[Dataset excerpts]
*****

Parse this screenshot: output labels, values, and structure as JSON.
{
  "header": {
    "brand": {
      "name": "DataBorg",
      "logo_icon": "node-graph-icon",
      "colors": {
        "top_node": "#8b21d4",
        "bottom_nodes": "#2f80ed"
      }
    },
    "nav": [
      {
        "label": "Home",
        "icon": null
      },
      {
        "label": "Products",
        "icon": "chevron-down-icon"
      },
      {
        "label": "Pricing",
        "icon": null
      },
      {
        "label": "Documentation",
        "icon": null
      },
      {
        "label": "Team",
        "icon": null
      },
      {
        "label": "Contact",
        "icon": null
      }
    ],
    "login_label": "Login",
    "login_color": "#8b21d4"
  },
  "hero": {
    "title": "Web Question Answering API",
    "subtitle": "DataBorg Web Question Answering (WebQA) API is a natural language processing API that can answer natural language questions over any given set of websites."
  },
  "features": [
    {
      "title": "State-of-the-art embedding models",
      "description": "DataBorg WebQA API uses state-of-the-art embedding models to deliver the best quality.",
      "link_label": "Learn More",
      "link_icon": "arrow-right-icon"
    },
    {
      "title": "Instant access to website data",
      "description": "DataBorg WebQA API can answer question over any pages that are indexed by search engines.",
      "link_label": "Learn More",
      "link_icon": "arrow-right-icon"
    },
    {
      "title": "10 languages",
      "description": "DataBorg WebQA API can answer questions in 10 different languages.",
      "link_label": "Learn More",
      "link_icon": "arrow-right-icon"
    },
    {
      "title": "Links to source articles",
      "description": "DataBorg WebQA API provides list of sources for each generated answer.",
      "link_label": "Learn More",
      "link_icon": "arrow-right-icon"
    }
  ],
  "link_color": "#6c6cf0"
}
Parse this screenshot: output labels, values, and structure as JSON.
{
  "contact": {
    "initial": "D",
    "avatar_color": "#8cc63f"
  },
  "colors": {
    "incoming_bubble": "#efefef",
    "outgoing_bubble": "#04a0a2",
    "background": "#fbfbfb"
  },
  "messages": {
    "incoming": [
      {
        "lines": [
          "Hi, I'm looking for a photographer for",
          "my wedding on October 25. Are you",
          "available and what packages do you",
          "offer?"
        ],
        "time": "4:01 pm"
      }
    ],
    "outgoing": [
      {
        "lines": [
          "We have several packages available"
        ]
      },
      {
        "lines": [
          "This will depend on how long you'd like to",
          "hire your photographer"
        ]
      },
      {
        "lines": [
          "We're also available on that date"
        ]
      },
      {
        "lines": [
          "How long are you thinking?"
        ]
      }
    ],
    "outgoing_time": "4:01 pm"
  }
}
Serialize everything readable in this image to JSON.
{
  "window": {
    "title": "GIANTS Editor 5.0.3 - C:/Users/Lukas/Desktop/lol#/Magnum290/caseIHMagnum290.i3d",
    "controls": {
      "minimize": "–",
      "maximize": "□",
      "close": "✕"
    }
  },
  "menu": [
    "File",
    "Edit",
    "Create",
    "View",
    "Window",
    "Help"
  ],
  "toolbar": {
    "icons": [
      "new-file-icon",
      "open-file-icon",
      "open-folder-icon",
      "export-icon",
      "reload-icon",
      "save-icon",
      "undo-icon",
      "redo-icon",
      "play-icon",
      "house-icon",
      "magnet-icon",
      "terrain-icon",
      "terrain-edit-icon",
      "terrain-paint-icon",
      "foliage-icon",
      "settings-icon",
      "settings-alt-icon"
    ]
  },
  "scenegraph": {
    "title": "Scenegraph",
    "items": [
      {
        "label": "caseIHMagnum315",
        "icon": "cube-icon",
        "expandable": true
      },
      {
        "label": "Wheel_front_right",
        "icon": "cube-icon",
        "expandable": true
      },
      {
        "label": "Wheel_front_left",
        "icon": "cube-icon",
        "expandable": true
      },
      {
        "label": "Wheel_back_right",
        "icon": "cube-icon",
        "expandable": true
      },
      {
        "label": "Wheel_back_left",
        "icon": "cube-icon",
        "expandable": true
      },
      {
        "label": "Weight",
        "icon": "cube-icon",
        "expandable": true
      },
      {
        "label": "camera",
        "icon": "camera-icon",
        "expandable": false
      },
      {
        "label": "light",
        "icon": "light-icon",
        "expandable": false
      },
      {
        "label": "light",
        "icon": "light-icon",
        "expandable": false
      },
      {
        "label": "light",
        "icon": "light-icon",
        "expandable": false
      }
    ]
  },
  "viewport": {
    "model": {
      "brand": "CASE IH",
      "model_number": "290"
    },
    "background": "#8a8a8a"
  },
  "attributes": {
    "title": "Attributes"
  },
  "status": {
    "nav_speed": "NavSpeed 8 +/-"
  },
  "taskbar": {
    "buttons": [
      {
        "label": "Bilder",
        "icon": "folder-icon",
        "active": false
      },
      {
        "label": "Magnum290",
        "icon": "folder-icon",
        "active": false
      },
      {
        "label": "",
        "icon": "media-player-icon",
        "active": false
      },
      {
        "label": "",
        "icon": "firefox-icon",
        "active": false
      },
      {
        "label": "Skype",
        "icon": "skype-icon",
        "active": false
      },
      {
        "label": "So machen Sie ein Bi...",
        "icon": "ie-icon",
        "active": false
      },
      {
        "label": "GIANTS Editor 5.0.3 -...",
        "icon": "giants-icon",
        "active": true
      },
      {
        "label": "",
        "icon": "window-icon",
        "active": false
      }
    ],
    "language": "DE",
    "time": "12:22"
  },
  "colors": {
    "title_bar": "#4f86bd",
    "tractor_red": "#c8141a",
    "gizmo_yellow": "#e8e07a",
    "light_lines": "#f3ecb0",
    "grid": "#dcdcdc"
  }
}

*****

GOAL: The word "questions" appears in how many lines of the data? Answer with only the number.

ANSWER FOR THE TASK: 2